begin Excerpted data

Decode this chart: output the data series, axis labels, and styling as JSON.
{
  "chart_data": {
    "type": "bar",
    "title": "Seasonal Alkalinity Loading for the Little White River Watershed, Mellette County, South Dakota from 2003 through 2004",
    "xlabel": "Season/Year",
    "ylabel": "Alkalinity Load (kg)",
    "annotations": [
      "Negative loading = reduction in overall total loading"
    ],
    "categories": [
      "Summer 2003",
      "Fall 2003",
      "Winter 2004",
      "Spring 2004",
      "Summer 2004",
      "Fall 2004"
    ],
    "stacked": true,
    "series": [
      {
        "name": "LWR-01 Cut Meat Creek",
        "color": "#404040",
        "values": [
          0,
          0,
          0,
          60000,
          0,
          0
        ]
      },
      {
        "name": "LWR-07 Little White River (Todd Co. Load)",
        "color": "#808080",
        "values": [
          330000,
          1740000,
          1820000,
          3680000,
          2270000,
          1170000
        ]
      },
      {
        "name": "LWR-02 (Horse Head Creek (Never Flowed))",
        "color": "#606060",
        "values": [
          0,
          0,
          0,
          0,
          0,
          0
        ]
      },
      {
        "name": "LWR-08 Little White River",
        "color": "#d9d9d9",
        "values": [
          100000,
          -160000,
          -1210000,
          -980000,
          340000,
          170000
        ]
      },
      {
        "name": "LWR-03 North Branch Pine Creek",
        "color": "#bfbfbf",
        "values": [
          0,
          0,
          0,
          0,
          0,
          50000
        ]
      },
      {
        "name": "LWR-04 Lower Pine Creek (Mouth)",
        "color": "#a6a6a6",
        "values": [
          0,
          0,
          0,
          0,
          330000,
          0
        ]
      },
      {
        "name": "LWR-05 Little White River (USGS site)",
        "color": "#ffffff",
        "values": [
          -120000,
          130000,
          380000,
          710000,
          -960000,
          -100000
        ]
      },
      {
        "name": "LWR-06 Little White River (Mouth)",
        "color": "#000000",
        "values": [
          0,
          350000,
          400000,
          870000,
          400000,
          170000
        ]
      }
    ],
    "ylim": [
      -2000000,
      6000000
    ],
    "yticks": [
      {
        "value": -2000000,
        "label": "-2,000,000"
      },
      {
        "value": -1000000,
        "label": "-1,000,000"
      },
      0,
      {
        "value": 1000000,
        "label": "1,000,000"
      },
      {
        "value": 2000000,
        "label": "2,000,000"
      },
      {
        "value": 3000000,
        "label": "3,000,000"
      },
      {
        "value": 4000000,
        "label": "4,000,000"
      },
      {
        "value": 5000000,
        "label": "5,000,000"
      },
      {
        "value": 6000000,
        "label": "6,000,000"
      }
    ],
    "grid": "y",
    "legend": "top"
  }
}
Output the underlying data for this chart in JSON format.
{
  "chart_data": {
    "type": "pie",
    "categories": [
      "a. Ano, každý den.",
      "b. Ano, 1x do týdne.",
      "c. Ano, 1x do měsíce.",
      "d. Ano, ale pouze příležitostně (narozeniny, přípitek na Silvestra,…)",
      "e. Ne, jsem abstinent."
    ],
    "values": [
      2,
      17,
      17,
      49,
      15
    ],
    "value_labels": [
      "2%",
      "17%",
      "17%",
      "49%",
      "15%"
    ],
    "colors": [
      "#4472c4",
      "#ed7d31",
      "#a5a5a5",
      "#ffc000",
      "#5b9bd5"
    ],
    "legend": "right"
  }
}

end Excerpted data

*Task objective*.
Scan the listing above. Gather each line that contains the word "River".

*The response*.
    "title": "Seasonal Alkalinity Loading for the Little White River Watershed, Mellette County, South Dakota from 2003 through 2004",
        "name": "LWR-07 Little White River (Todd Co. Load)",
        "name": "LWR-08 Little White River",
        "name": "LWR-05 Little White River (USGS site)",
        "name": "LWR-06 Little White River (Mouth)",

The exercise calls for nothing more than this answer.